AVAILABLE RECORDS
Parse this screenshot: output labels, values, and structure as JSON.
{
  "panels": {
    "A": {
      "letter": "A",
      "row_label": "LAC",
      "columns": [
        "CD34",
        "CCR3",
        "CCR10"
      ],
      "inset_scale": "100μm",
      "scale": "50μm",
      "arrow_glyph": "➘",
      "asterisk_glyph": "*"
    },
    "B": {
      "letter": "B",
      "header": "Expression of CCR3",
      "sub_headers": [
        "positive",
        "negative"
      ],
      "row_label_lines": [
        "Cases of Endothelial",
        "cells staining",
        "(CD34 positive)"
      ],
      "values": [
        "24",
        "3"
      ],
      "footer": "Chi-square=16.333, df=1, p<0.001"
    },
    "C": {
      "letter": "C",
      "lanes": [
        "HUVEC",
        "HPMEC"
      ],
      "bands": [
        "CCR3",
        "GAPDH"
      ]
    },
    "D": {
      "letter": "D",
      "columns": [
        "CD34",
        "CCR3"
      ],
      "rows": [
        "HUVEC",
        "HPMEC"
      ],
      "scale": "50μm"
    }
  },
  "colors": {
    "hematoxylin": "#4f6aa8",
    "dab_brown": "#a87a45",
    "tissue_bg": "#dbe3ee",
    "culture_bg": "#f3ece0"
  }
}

PROBLEM
Set down every line of the listing above again, exactly as given.

COMPLETED TASK
Parse this screenshot: output labels, values, and structure as JSON.
{
  "panels": {
    "A": {
      "letter": "A",
      "row_label": "LAC",
      "columns": [
        "CD34",
        "CCR3",
        "CCR10"
      ],
      "inset_scale": "100μm",
      "scale": "50μm",
      "arrow_glyph": "➘",
      "asterisk_glyph": "*"
    },
    "B": {
      "letter": "B",
      "header": "Expression of CCR3",
      "sub_headers": [
        "positive",
        "negative"
      ],
      "row_label_lines": [
        "Cases of Endothelial",
        "cells staining",
        "(CD34 positive)"
      ],
      "values": [
        "24",
        "3"
      ],
      "footer": "Chi-square=16.333, df=1, p<0.001"
    },
    "C": {
      "letter": "C",
      "lanes": [
        "HUVEC",
        "HPMEC"
      ],
      "bands": [
        "CCR3",
        "GAPDH"
      ]
    },
    "D": {
      "letter": "D",
      "columns": [
        "CD34",
        "CCR3"
      ],
      "rows": [
        "HUVEC",
        "HPMEC"
      ],
      "scale": "50μm"
    }
  },
  "colors": {
    "hematoxylin": "#4f6aa8",
    "dab_brown": "#a87a45",
    "tissue_bg": "#dbe3ee",
    "culture_bg": "#f3ece0"
  }
}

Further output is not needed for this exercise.